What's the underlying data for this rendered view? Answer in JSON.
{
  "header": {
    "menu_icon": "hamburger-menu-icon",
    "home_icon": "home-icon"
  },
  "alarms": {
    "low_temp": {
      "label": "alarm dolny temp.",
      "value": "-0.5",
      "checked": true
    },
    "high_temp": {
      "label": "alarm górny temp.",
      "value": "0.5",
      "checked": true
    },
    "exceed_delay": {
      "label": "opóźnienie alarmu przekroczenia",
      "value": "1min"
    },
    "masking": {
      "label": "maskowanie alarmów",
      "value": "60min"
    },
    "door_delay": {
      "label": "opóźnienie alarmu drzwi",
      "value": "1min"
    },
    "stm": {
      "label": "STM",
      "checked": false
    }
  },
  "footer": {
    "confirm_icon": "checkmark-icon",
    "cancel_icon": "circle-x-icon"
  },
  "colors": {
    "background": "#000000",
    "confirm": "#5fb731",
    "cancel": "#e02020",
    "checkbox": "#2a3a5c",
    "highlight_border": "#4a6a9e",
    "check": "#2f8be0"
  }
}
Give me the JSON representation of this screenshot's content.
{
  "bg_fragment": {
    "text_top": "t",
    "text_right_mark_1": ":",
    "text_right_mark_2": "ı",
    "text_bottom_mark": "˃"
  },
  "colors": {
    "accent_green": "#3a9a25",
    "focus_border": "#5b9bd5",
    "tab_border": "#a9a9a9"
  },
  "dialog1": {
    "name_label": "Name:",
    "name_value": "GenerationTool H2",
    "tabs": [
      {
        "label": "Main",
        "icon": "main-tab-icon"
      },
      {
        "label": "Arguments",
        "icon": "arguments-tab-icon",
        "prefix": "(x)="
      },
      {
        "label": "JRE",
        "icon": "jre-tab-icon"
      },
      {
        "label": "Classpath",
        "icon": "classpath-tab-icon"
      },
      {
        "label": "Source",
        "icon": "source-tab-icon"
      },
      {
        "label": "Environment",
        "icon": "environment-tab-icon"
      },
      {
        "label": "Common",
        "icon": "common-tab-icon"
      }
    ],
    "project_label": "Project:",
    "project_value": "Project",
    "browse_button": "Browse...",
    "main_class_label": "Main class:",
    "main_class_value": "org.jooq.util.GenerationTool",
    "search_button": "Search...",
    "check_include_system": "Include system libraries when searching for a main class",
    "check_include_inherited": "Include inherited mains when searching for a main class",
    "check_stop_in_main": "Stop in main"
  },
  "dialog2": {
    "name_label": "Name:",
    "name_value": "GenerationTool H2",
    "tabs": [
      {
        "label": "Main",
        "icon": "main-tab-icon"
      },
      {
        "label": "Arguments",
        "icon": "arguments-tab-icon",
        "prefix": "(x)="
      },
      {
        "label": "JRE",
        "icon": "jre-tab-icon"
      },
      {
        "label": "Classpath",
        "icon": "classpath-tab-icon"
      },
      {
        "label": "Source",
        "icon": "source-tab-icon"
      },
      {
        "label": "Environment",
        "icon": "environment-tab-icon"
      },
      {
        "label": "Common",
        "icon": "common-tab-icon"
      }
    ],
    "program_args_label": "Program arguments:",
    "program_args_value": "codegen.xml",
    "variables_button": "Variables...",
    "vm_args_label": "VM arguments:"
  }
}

§ **EXERCISE DETAILS**
Out of the material above, select every line that holds the string "opóźnienie".

§ **TASK OUTPUT**
      "label": "opóźnienie alarmu przekroczenia",
      "label": "opóźnienie alarmu drzwi",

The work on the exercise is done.